[Metin alıntısı]
Yemin sahipleri (yeminlerini yerine getiren nefsler) hariç.

74/MUDDESSİR-40: Fî cennâtin, yetesâelûn(yetesâelûne).

Onlar cennetlerdedir. (Diğerlerine) sorarlar.

 

kullu nefsin bimâ kesebet rehînetun, illâ ashâbel yemîn(yemîni), fî cennâtin: Bütün nefsler kazandıkları dereceler itibarıyla rehinedirler ama yemin sahipleri, onlar cennette olacaklardır.”

Öyleyse yemin sahipleri kim? Nefslerinin Allah'a verdiği yeminleri yerine getirenler. İşte böyle bir dizaynda yemin sahiplerine bakıyoruz. Yeminlerini yerine getirenler, kim bunlar? Allahû Tealâ cevap veriyor, Şems Suresinin 9. âyet-i kerimesinde:

 

91/ŞEMS-9: Kad efleha men zekkâhâ.

Kim onu (nefsini) tezkiye etmişse felâha (kurtuluşa) ermiştir.



“kad efleha men zekkâhâ: Nefsini, onu (nefsini) tezkiye eden felâha erdi.” diyor Allahû Tealâ.

[Görev A]
Metin alıntısının "Yemin sahipleri (yeminlerini" sözlerini içeren yerden başlayan ve "cennetlerdedir. (Diğerlerine) sorarlar." sözleriyle biten kısmını, "cennetlerdedir" ifadesini "cennet bahçelerindedir" olarak değiştirip yeniden yazın.
[Görev B]
Metin alıntısında "Öyleyse yemin sahipleri kim?" diye başlayan paragrafı, temel bilgilerini koruyarak daha kısa biçimde yeniden yazın.
[Görev C]
Metin alıntısına göre yemin sahiplerinin kim olduğu sorusunun cevabı hangi surenin kaçıncı âyetinde verilir?
Öğeler başka bir kaynaktan alınmıştır.

Öğe bölgesi listeleri
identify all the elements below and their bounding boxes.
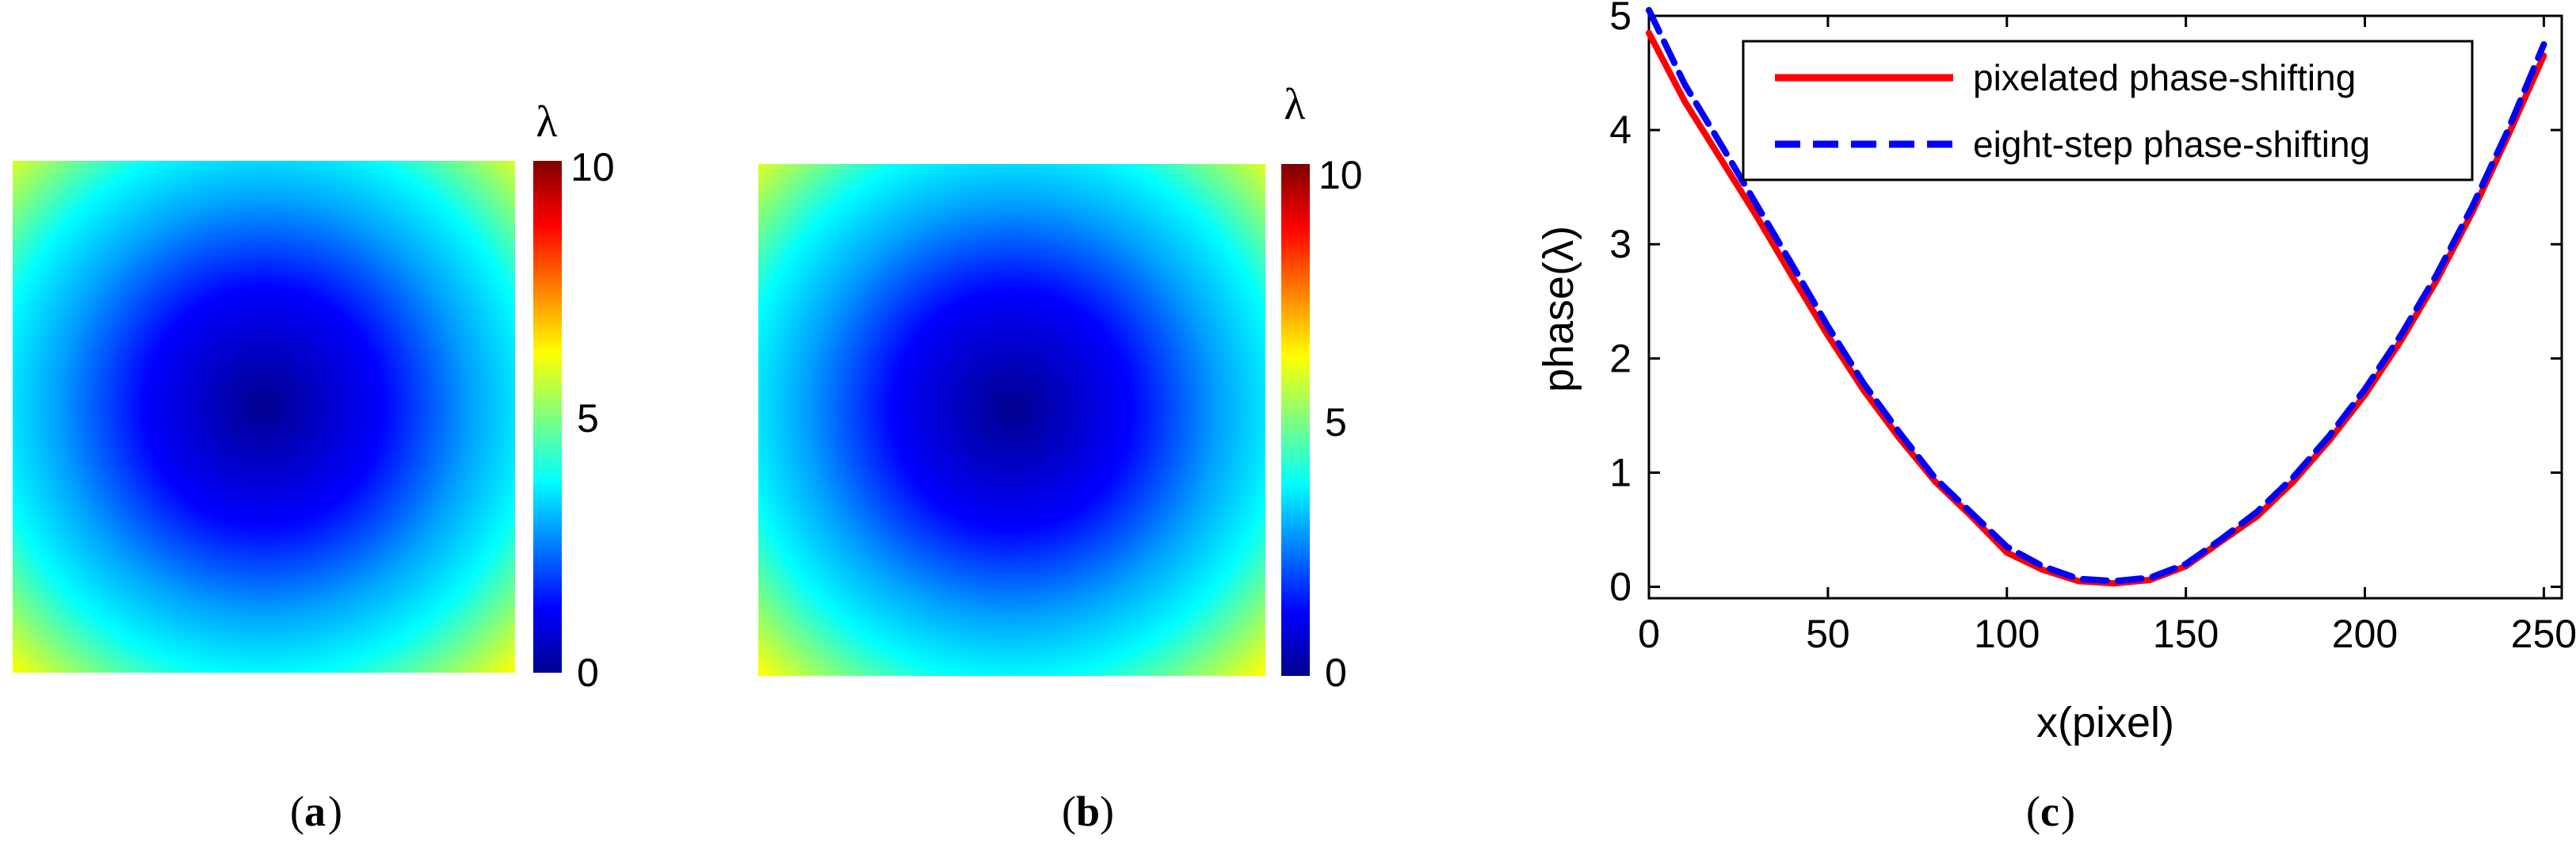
axis-ticks: 0 50 100 150 200 250 0 1 2 3 4 5 (1609, 0, 2576, 656)
x-tick-label: 200 (2332, 612, 2398, 656)
colorbar-a-tick-0: 0 (577, 651, 599, 695)
panel-a: λ 0 5 10 ( a ) (13, 97, 615, 835)
x-tick-label: 250 (2511, 612, 2576, 656)
x-tick-label: 150 (2153, 612, 2219, 656)
panel-label-b-open: ( (1062, 788, 1076, 835)
colorbar-b-tick-10: 10 (1319, 153, 1363, 197)
y-tick-label: 1 (1609, 450, 1631, 494)
legend: pixelated phase-shifting eight-step phas… (1742, 40, 2474, 181)
x-tick-label: 50 (1806, 612, 1850, 656)
panel-label-a-letter: a (304, 788, 326, 835)
x-tick-label: 0 (1638, 612, 1660, 656)
colorbar-a-title: λ (536, 97, 557, 147)
legend-label-pixelated: pixelated phase-shifting (1973, 57, 2356, 98)
panel-label-c: ( c ) (2026, 788, 2075, 835)
y-tick-label: 4 (1609, 108, 1631, 152)
y-tick-label: 2 (1609, 336, 1631, 380)
panel-label-a-open: ( (290, 788, 304, 835)
y-axis-label: phase(λ) (1535, 226, 1582, 392)
panel-label-b-close: ) (1100, 788, 1114, 835)
y-tick-label: 5 (1609, 0, 1631, 38)
panel-label-a-close: ) (328, 788, 342, 835)
colorbar-b (1281, 164, 1310, 676)
colorbar-b-title: λ (1284, 80, 1305, 129)
panel-b: λ 0 5 10 ( b ) (758, 80, 1363, 835)
panel-label-b: ( b ) (1062, 788, 1114, 835)
panel-label-b-letter: b (1076, 788, 1100, 835)
panel-c: 0 50 100 150 200 250 0 1 2 3 4 5 pixelated phase-sh… (1535, 0, 2576, 835)
x-tick-label: 100 (1974, 612, 2040, 656)
x-axis-label: x(pixel) (2036, 699, 2174, 746)
y-tick-label: 0 (1609, 565, 1631, 609)
series-lines (1646, 6, 2547, 587)
colorbar-b-tick-0: 0 (1325, 651, 1347, 695)
legend-box (1742, 40, 2474, 181)
panel-label-c-open: ( (2026, 788, 2040, 835)
colorbar-a (533, 161, 562, 673)
panel-label-c-close: ) (2061, 788, 2075, 835)
colorbar-b-tick-5: 5 (1325, 400, 1347, 445)
heatmap-b (758, 164, 1265, 676)
legend-label-eight-step: eight-step phase-shifting (1973, 124, 2370, 165)
panel-label-c-letter: c (2040, 788, 2059, 835)
colorbar-a-tick-10: 10 (571, 145, 615, 189)
heatmap-a (13, 161, 515, 673)
panel-label-a: ( a ) (290, 788, 342, 835)
colorbar-a-tick-5: 5 (577, 396, 599, 441)
y-tick-label: 3 (1609, 222, 1631, 266)
series-line-eight-step (1646, 6, 2547, 585)
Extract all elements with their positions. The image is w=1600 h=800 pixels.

[Yazılı yanıt A]
Yemin sahipleri (yeminlerini yerine getiren nefsler) hariç.

74/MUDDESSİR-40: Fî cennâtin, yetesâelûn(yetesâelûne).

Onlar cennet bahçelerindedir. (Diğerlerine) sorarlar.

[Yazılı yanıt B]
Yemin sahipleri, nefslerinin Allah'a verdiği yeminleri yerine getirenlerdir. Bunların kim olduğu sorusuna Allahû Tealâ, Şems Suresinin 9. âyet-i kerimesinde cevap verir.

[Yazılı yanıt C]
Şems Suresinin 9. âyet-i kerimesinde.